| Provided data |
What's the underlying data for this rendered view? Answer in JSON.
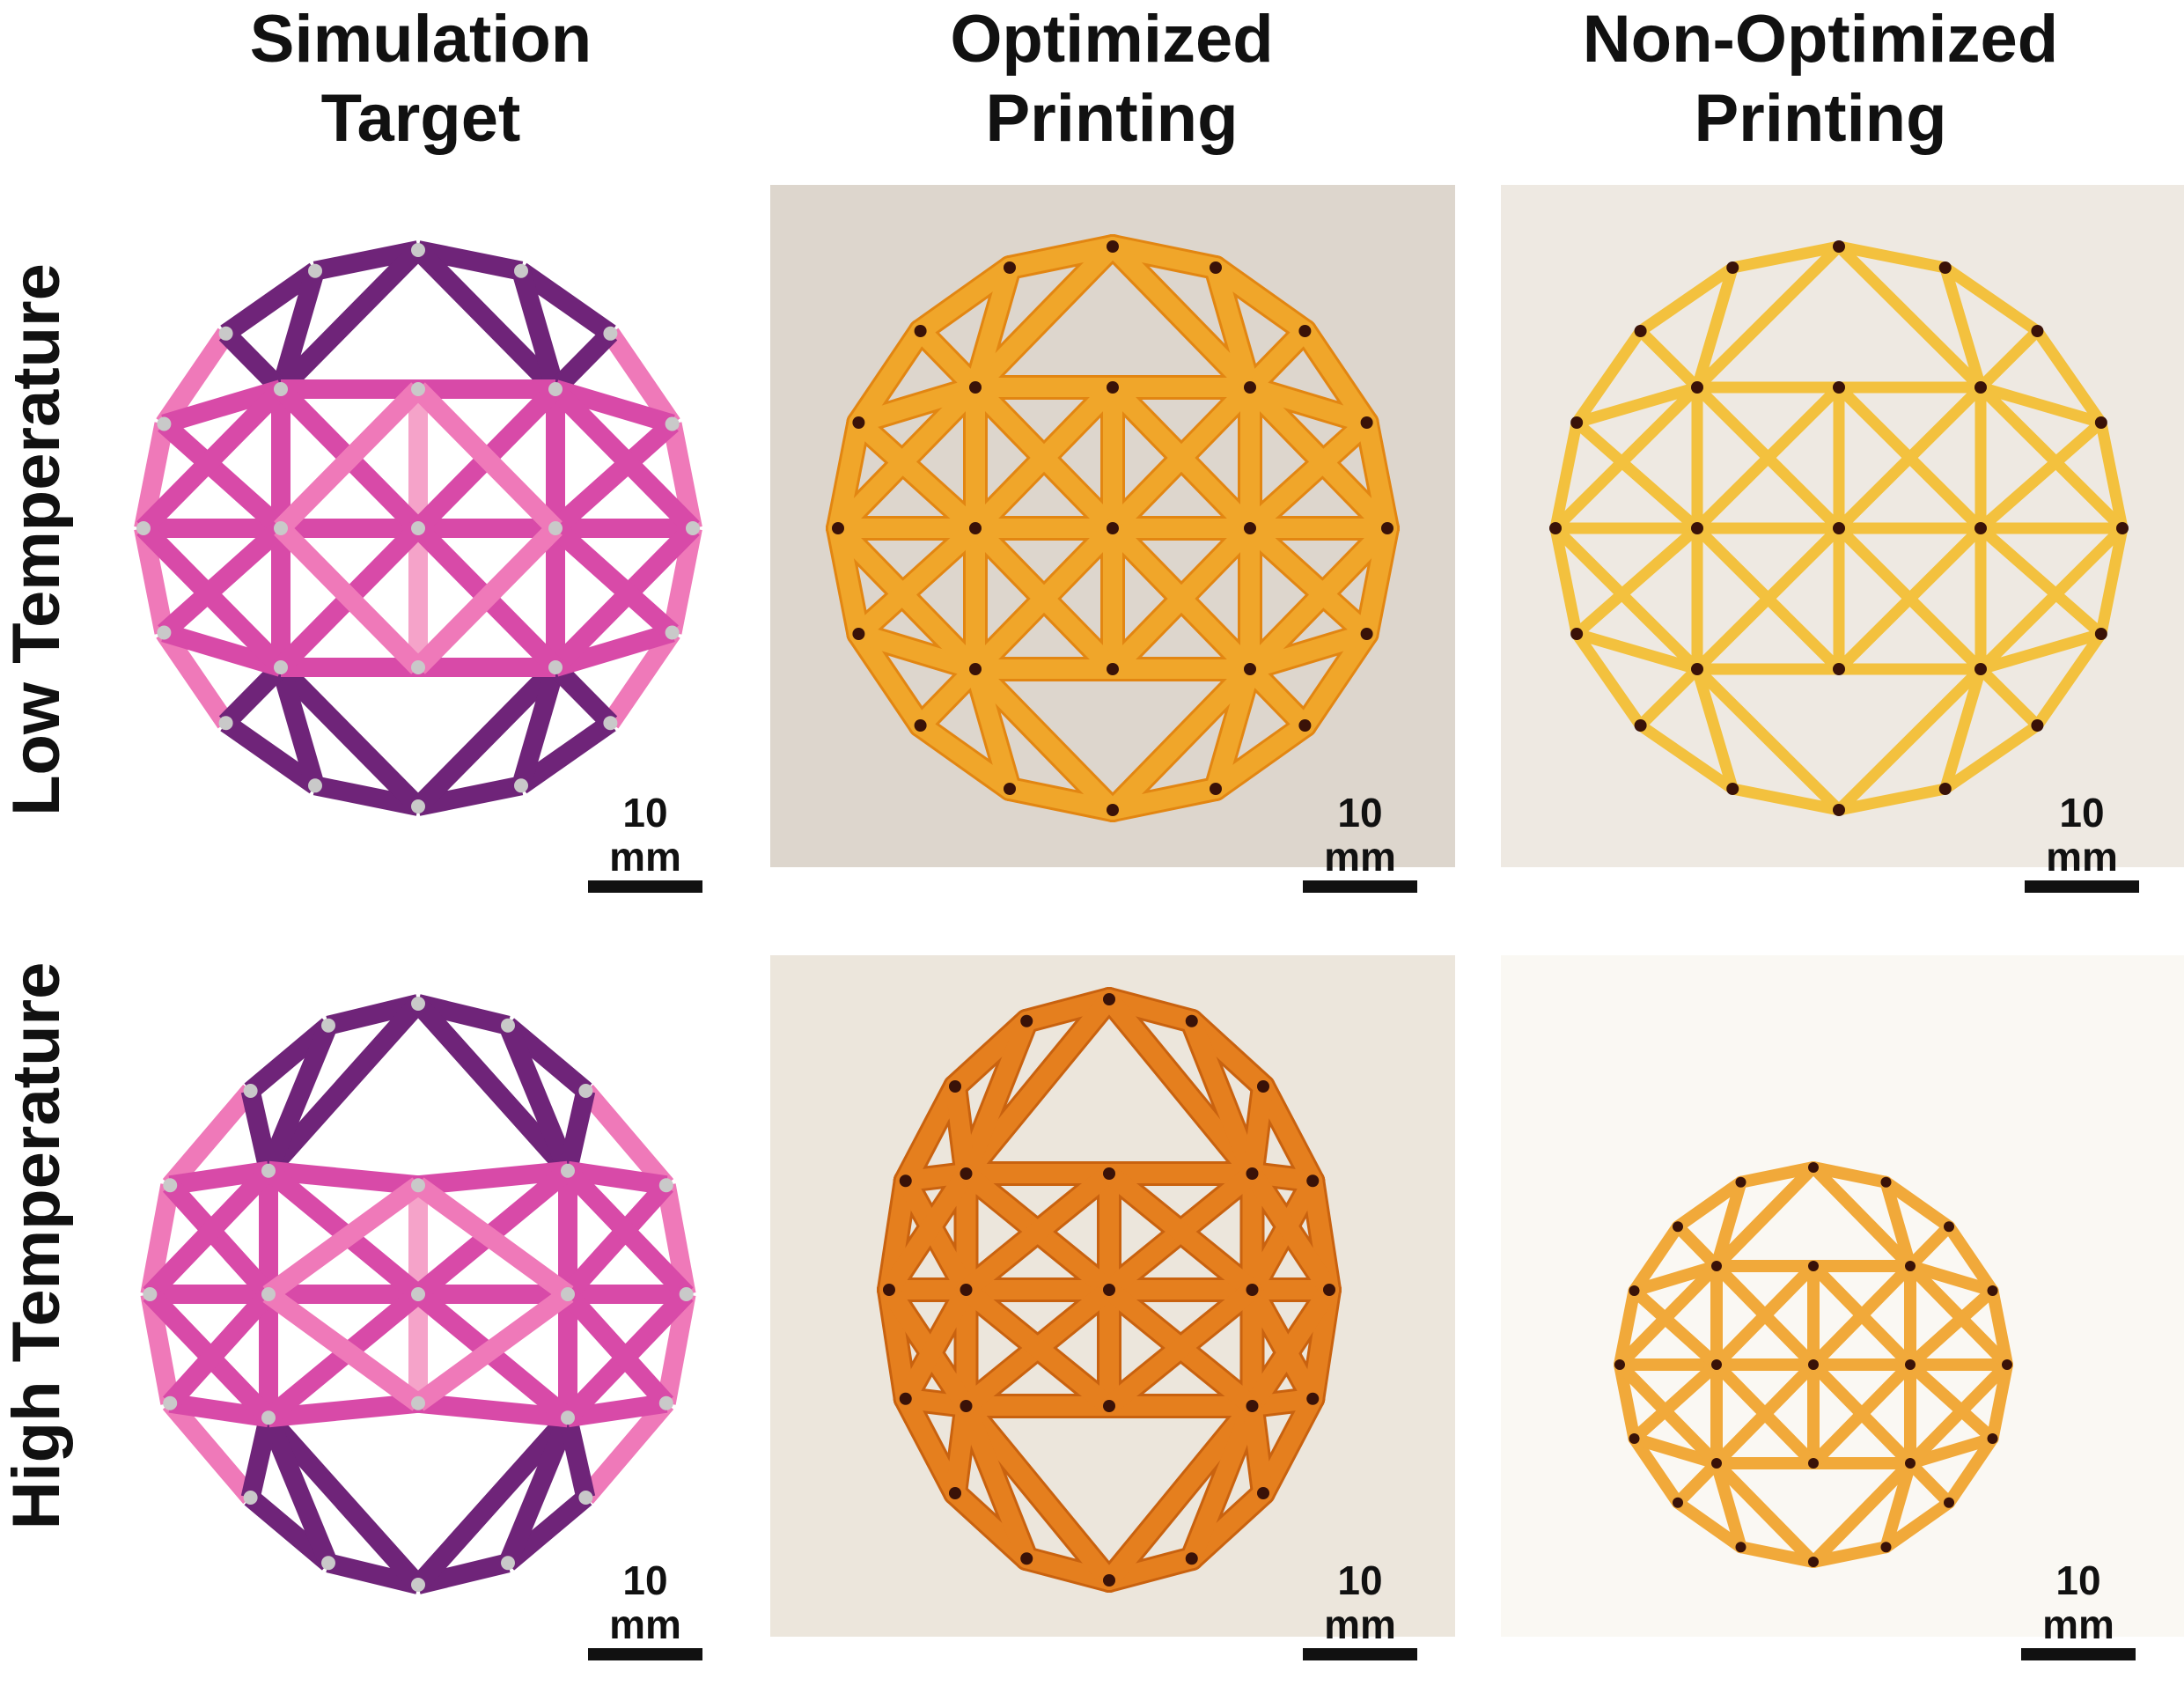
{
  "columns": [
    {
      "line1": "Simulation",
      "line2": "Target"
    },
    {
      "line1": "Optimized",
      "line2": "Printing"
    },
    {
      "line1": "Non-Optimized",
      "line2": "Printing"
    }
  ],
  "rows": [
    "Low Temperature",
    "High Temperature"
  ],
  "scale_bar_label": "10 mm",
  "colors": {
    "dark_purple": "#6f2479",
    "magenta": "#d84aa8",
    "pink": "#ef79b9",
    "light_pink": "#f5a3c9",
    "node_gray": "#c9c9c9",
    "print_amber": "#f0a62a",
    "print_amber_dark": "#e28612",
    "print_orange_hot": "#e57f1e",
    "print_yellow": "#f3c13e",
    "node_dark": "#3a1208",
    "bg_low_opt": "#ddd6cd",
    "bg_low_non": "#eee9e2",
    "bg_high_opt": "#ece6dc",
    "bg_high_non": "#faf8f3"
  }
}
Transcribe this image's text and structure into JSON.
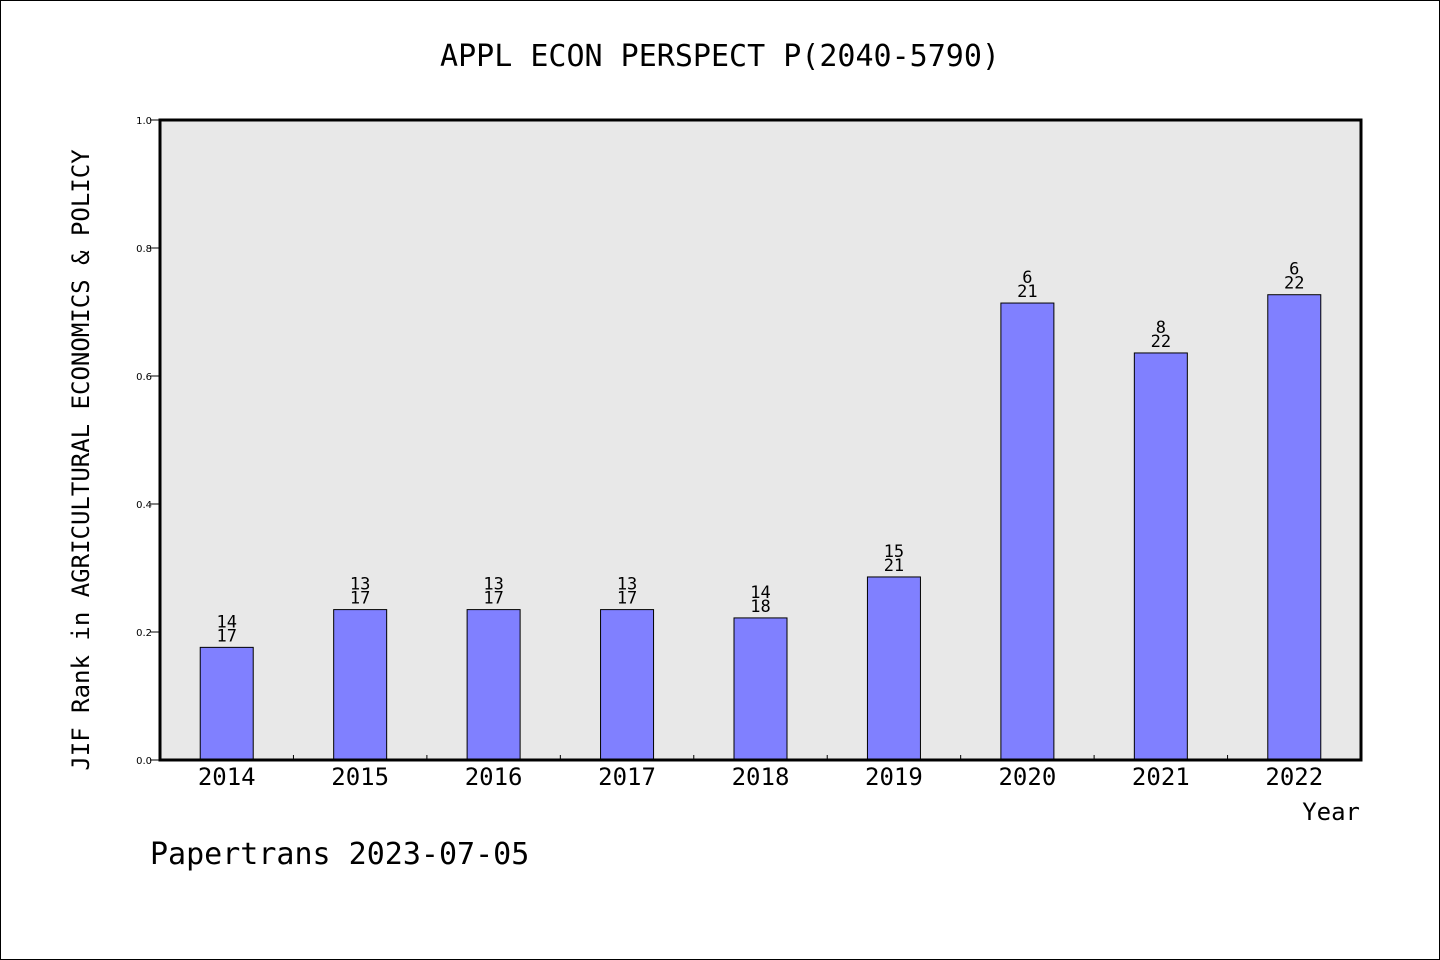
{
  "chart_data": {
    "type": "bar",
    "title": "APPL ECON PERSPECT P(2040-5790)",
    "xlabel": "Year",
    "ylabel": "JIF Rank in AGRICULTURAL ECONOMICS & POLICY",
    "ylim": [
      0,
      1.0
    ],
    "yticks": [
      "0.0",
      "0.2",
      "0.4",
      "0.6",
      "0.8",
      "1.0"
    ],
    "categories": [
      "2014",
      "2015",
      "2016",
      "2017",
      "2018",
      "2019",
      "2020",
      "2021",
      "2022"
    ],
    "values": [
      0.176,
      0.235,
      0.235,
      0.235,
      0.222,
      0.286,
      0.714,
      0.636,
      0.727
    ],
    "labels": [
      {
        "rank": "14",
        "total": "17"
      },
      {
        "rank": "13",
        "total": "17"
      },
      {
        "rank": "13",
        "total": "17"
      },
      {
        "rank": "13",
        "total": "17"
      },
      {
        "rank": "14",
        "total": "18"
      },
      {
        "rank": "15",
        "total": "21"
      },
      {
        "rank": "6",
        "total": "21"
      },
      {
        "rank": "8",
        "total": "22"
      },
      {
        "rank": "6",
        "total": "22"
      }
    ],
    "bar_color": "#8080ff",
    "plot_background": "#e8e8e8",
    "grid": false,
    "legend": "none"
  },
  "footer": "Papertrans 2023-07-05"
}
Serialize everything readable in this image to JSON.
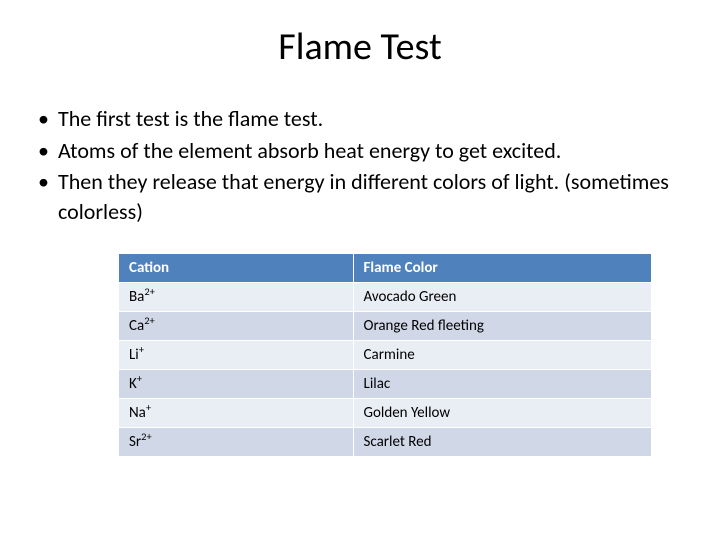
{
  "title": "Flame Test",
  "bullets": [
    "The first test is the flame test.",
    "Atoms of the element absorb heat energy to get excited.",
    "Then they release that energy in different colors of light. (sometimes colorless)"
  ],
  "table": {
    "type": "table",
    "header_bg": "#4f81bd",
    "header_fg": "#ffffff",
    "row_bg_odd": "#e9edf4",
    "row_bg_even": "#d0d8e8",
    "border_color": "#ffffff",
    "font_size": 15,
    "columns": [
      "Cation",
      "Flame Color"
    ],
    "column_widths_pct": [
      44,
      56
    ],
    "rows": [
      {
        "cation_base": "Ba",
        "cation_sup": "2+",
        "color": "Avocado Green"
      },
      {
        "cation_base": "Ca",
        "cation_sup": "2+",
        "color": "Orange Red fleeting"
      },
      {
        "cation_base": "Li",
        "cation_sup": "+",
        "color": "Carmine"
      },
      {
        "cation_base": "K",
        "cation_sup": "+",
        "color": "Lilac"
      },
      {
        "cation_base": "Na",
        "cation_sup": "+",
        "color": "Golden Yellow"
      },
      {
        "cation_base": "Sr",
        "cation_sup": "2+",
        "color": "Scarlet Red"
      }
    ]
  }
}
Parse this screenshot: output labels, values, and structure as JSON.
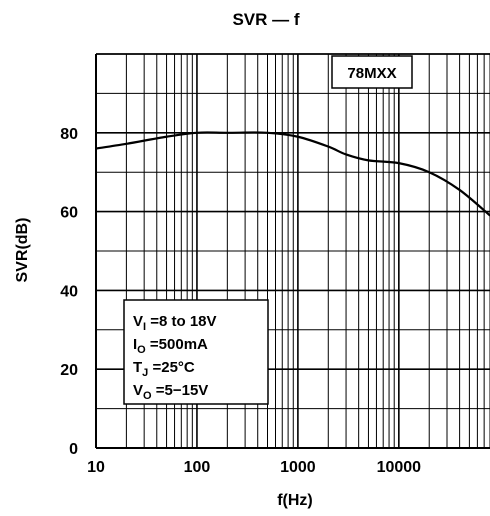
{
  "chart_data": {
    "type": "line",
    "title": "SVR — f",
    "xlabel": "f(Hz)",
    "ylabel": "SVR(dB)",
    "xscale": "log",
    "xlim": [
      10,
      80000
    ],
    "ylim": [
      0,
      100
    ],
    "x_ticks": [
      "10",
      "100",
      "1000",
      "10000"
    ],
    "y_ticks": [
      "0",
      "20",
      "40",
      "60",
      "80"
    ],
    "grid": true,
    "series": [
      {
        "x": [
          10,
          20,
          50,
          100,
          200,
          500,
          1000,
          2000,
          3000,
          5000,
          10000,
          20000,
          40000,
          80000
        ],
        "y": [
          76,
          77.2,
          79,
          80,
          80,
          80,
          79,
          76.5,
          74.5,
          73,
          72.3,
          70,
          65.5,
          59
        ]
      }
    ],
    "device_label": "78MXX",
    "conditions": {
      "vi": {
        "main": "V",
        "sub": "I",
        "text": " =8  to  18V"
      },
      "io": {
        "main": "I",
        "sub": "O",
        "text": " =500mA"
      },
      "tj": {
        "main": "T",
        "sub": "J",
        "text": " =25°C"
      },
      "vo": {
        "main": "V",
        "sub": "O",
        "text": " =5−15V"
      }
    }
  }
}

| Task to complete |
Repeat each record exactly as shown above, dropping all images.

| Written reply |
What's the underlying data for this rendered view? Answer in JSON.
{
  "columns": [
    {
      "line1": "Simulation",
      "line2": "Target"
    },
    {
      "line1": "Optimized",
      "line2": "Printing"
    },
    {
      "line1": "Non-Optimized",
      "line2": "Printing"
    }
  ],
  "rows": [
    "Low Temperature",
    "High Temperature"
  ],
  "scale_bar_label": "10 mm",
  "colors": {
    "dark_purple": "#6f2479",
    "magenta": "#d84aa8",
    "pink": "#ef79b9",
    "light_pink": "#f5a3c9",
    "node_gray": "#c9c9c9",
    "print_amber": "#f0a62a",
    "print_amber_dark": "#e28612",
    "print_orange_hot": "#e57f1e",
    "print_yellow": "#f3c13e",
    "node_dark": "#3a1208",
    "bg_low_opt": "#ddd6cd",
    "bg_low_non": "#eee9e2",
    "bg_high_opt": "#ece6dc",
    "bg_high_non": "#faf8f3"
  }
}
Transcribe this image's text and structure into JSON.
{
  "chart_data": {
    "type": "bar",
    "title": "APPL ECON PERSPECT P(2040-5790)",
    "xlabel": "Year",
    "ylabel": "JIF Rank in AGRICULTURAL ECONOMICS & POLICY",
    "ylim": [
      0,
      1.0
    ],
    "yticks": [
      "0.0",
      "0.2",
      "0.4",
      "0.6",
      "0.8",
      "1.0"
    ],
    "categories": [
      "2014",
      "2015",
      "2016",
      "2017",
      "2018",
      "2019",
      "2020",
      "2021",
      "2022"
    ],
    "values": [
      0.176,
      0.235,
      0.235,
      0.235,
      0.222,
      0.286,
      0.714,
      0.636,
      0.727
    ],
    "labels": [
      {
        "rank": "14",
        "total": "17"
      },
      {
        "rank": "13",
        "total": "17"
      },
      {
        "rank": "13",
        "total": "17"
      },
      {
        "rank": "13",
        "total": "17"
      },
      {
        "rank": "14",
        "total": "18"
      },
      {
        "rank": "15",
        "total": "21"
      },
      {
        "rank": "6",
        "total": "21"
      },
      {
        "rank": "8",
        "total": "22"
      },
      {
        "rank": "6",
        "total": "22"
      }
    ],
    "bar_color": "#8080ff",
    "plot_background": "#e8e8e8",
    "grid": false,
    "legend": "none"
  },
  "footer": "Papertrans 2023-07-05"
}
Serialize everything readable in this image to JSON.
{
  "title": "Flame Test",
  "bullets": [
    "The first test is the flame test.",
    "Atoms of the element absorb heat energy to get excited.",
    "Then they release that energy in different colors of light. (sometimes colorless)"
  ],
  "table": {
    "type": "table",
    "header_bg": "#4f81bd",
    "header_fg": "#ffffff",
    "row_bg_odd": "#e9edf4",
    "row_bg_even": "#d0d8e8",
    "border_color": "#ffffff",
    "font_size": 15,
    "columns": [
      "Cation",
      "Flame Color"
    ],
    "column_widths_pct": [
      44,
      56
    ],
    "rows": [
      {
        "cation_base": "Ba",
        "cation_sup": "2+",
        "color": "Avocado Green"
      },
      {
        "cation_base": "Ca",
        "cation_sup": "2+",
        "color": "Orange Red fleeting"
      },
      {
        "cation_base": "Li",
        "cation_sup": "+",
        "color": "Carmine"
      },
      {
        "cation_base": "K",
        "cation_sup": "+",
        "color": "Lilac"
      },
      {
        "cation_base": "Na",
        "cation_sup": "+",
        "color": "Golden Yellow"
      },
      {
        "cation_base": "Sr",
        "cation_sup": "2+",
        "color": "Scarlet Red"
      }
    ]
  }
}
Parse this screenshot: output labels, values, and structure as JSON.
{
  "chart_data": {
    "type": "line",
    "title": "SVR — f",
    "xlabel": "f(Hz)",
    "ylabel": "SVR(dB)",
    "xscale": "log",
    "xlim": [
      10,
      80000
    ],
    "ylim": [
      0,
      100
    ],
    "x_ticks": [
      "10",
      "100",
      "1000",
      "10000"
    ],
    "y_ticks": [
      "0",
      "20",
      "40",
      "60",
      "80"
    ],
    "grid": true,
    "series": [
      {
        "x": [
          10,
          20,
          50,
          100,
          200,
          500,
          1000,
          2000,
          3000,
          5000,
          10000,
          20000,
          40000,
          80000
        ],
        "y": [
          76,
          77.2,
          79,
          80,
          80,
          80,
          79,
          76.5,
          74.5,
          73,
          72.3,
          70,
          65.5,
          59
        ]
      }
    ],
    "device_label": "78MXX",
    "conditions": {
      "vi": {
        "main": "V",
        "sub": "I",
        "text": " =8  to  18V"
      },
      "io": {
        "main": "I",
        "sub": "O",
        "text": " =500mA"
      },
      "tj": {
        "main": "T",
        "sub": "J",
        "text": " =25°C"
      },
      "vo": {
        "main": "V",
        "sub": "O",
        "text": " =5−15V"
      }
    }
  }
}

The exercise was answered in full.